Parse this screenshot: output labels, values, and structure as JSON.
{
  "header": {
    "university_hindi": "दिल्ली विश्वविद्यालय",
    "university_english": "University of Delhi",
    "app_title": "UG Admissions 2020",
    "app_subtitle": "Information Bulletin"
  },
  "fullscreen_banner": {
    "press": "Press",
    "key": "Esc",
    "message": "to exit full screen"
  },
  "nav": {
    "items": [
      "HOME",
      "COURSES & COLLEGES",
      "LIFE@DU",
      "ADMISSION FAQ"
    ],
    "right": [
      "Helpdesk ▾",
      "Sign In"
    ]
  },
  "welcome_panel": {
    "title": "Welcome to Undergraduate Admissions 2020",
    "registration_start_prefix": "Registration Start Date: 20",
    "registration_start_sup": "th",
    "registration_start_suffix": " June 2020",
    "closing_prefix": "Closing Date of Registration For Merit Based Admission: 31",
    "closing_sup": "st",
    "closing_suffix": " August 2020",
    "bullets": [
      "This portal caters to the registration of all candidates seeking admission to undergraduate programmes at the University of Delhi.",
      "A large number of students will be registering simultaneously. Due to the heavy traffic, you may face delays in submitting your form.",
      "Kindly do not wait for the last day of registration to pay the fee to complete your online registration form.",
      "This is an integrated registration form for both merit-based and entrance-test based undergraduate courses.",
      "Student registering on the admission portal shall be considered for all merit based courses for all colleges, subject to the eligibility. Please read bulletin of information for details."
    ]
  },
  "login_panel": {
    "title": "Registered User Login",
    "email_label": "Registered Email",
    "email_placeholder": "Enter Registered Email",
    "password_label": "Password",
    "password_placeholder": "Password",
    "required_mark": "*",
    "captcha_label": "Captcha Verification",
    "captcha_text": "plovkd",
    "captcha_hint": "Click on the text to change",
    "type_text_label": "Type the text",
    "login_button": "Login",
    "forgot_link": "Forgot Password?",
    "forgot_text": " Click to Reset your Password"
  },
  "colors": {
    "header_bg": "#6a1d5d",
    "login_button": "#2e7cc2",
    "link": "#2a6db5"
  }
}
--
- [TASK DESCRIPTION] Above are some records. Report the number of their lines that include "your", and add nothing else.

- [TASK ANSWER] 3